» **AIM OF THE EXERCISE**:
Gather up every line from the entries below that uses the word "Traitement".

::::

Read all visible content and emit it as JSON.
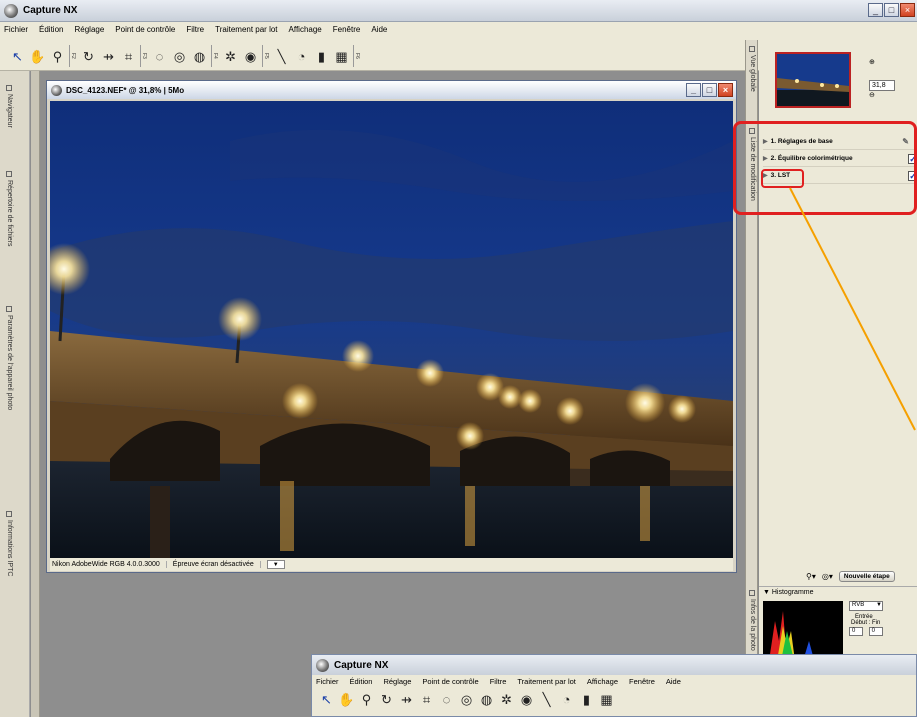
{
  "app": {
    "title": "Capture NX"
  },
  "menu": [
    "Fichier",
    "Édition",
    "Réglage",
    "Point de contrôle",
    "Filtre",
    "Traitement par lot",
    "Affichage",
    "Fenêtre",
    "Aide"
  ],
  "toolbar": {
    "icons": [
      "select-arrow-icon",
      "hand-icon",
      "zoom-icon",
      "rotate-icon",
      "straighten-icon",
      "crop-icon",
      "selection-brush-icon",
      "lasso-icon",
      "marquee-icon",
      "black-point-icon",
      "white-point-icon",
      "red-eye-icon",
      "line-icon",
      "gradient-icon",
      "fill-icon",
      "brush-icon"
    ],
    "fkeys": [
      "F2",
      "F3",
      "F4",
      "F5",
      "F6"
    ]
  },
  "left_tabs": [
    "Navigateur",
    "Répertoire de fichiers",
    "Paramètres de l'appareil photo",
    "Informations IPTC"
  ],
  "image_window": {
    "title": "DSC_4123.NEF* @ 31,8% | 5Mo",
    "status_profile": "Nikon AdobeWide RGB 4.0.0.3000",
    "status_proof": "Épreuve écran désactivée"
  },
  "right_tabs": [
    "Vue globale",
    "Liste de modification",
    "Infos de la photo"
  ],
  "navigator": {
    "zoom": "31,8"
  },
  "edit_list": {
    "steps": [
      {
        "label": "1. Réglages de base",
        "checked": true
      },
      {
        "label": "2. Équilibre colorimétrique",
        "checked": true
      },
      {
        "label": "3. LST",
        "checked": true
      }
    ],
    "new_step_label": "Nouvelle étape"
  },
  "histogram": {
    "title": "Histogramme",
    "channel": "RVB",
    "input_label": "Entrée",
    "range_label": "Début : Fin",
    "start": "0",
    "end": "0"
  },
  "second_window": {
    "title": "Capture NX",
    "menu": [
      "Fichier",
      "Édition",
      "Réglage",
      "Point de contrôle",
      "Filtre",
      "Traitement par lot",
      "Affichage",
      "Fenêtre",
      "Aide"
    ]
  },
  "colors": {
    "highlight": "#e02020",
    "arrow": "#f5a000",
    "accent": "#1a3fa8"
  }
}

::::

» **ANSWER BELOW**:
    "Traitement par lot",
      "Traitement par lot",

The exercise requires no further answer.